**Short task**
Extract each record and reproduce it exactly.
-- start of Items --
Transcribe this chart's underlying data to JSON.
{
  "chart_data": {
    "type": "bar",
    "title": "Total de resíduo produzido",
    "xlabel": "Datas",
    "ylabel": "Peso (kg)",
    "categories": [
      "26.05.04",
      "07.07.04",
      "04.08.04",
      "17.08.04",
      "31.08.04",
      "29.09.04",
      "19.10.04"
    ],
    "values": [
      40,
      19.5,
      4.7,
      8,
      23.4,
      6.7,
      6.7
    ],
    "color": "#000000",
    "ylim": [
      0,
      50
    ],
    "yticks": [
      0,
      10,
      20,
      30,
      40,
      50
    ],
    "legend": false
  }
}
-- end of Items --
**Answer in full**
Transcribe this chart's underlying data to JSON.
{
  "chart_data": {
    "type": "bar",
    "title": "Total de resíduo produzido",
    "xlabel": "Datas",
    "ylabel": "Peso (kg)",
    "categories": [
      "26.05.04",
      "07.07.04",
      "04.08.04",
      "17.08.04",
      "31.08.04",
      "29.09.04",
      "19.10.04"
    ],
    "values": [
      40,
      19.5,
      4.7,
      8,
      23.4,
      6.7,
      6.7
    ],
    "color": "#000000",
    "ylim": [
      0,
      50
    ],
    "yticks": [
      0,
      10,
      20,
      30,
      40,
      50
    ],
    "legend": false
  }
}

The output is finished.